Work required: Extract each line of the data and write it out again exactly.

%%

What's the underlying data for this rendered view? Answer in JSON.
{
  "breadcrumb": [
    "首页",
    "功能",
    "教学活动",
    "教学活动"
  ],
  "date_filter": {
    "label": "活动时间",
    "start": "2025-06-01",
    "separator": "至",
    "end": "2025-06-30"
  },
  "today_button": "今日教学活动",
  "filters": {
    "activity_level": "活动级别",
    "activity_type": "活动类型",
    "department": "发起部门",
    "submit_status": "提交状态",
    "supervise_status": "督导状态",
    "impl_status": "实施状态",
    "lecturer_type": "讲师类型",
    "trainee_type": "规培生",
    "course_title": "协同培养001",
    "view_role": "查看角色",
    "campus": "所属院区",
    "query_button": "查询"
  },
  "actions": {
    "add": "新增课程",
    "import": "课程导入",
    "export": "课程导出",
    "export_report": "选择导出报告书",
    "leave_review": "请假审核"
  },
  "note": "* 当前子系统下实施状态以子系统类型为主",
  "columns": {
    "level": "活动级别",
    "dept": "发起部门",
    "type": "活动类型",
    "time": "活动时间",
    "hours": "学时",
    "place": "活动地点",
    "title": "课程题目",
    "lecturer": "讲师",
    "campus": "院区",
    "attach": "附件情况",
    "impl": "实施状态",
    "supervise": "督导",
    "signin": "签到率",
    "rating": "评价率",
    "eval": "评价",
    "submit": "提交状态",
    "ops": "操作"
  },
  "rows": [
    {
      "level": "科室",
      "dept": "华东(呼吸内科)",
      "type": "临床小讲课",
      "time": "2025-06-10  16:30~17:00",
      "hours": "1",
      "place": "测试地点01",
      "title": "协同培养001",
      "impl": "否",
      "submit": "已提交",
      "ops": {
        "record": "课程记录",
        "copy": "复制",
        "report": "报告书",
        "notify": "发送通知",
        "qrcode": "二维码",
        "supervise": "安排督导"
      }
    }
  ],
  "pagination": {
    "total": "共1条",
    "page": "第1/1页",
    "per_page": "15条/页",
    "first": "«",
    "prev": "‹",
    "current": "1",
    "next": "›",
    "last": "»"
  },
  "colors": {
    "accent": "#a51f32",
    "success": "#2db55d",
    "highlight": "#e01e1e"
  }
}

%%

The reply:
What's the underlying data for this rendered view? Answer in JSON.
{
  "breadcrumb": [
    "首页",
    "功能",
    "教学活动",
    "教学活动"
  ],
  "date_filter": {
    "label": "活动时间",
    "start": "2025-06-01",
    "separator": "至",
    "end": "2025-06-30"
  },
  "today_button": "今日教学活动",
  "filters": {
    "activity_level": "活动级别",
    "activity_type": "活动类型",
    "department": "发起部门",
    "submit_status": "提交状态",
    "supervise_status": "督导状态",
    "impl_status": "实施状态",
    "lecturer_type": "讲师类型",
    "trainee_type": "规培生",
    "course_title": "协同培养001",
    "view_role": "查看角色",
    "campus": "所属院区",
    "query_button": "查询"
  },
  "actions": {
    "add": "新增课程",
    "import": "课程导入",
    "export": "课程导出",
    "export_report": "选择导出报告书",
    "leave_review": "请假审核"
  },
  "note": "* 当前子系统下实施状态以子系统类型为主",
  "columns": {
    "level": "活动级别",
    "dept": "发起部门",
    "type": "活动类型",
    "time": "活动时间",
    "hours": "学时",
    "place": "活动地点",
    "title": "课程题目",
    "lecturer": "讲师",
    "campus": "院区",
    "attach": "附件情况",
    "impl": "实施状态",
    "supervise": "督导",
    "signin": "签到率",
    "rating": "评价率",
    "eval": "评价",
    "submit": "提交状态",
    "ops": "操作"
  },
  "rows": [
    {
      "level": "科室",
      "dept": "华东(呼吸内科)",
      "type": "临床小讲课",
      "time": "2025-06-10  16:30~17:00",
      "hours": "1",
      "place": "测试地点01",
      "title": "协同培养001",
      "impl": "否",
      "submit": "已提交",
      "ops": {
        "record": "课程记录",
        "copy": "复制",
        "report": "报告书",
        "notify": "发送通知",
        "qrcode": "二维码",
        "supervise": "安排督导"
      }
    }
  ],
  "pagination": {
    "total": "共1条",
    "page": "第1/1页",
    "per_page": "15条/页",
    "first": "«",
    "prev": "‹",
    "current": "1",
    "next": "›",
    "last": "»"
  },
  "colors": {
    "accent": "#a51f32",
    "success": "#2db55d",
    "highlight": "#e01e1e"
  }
}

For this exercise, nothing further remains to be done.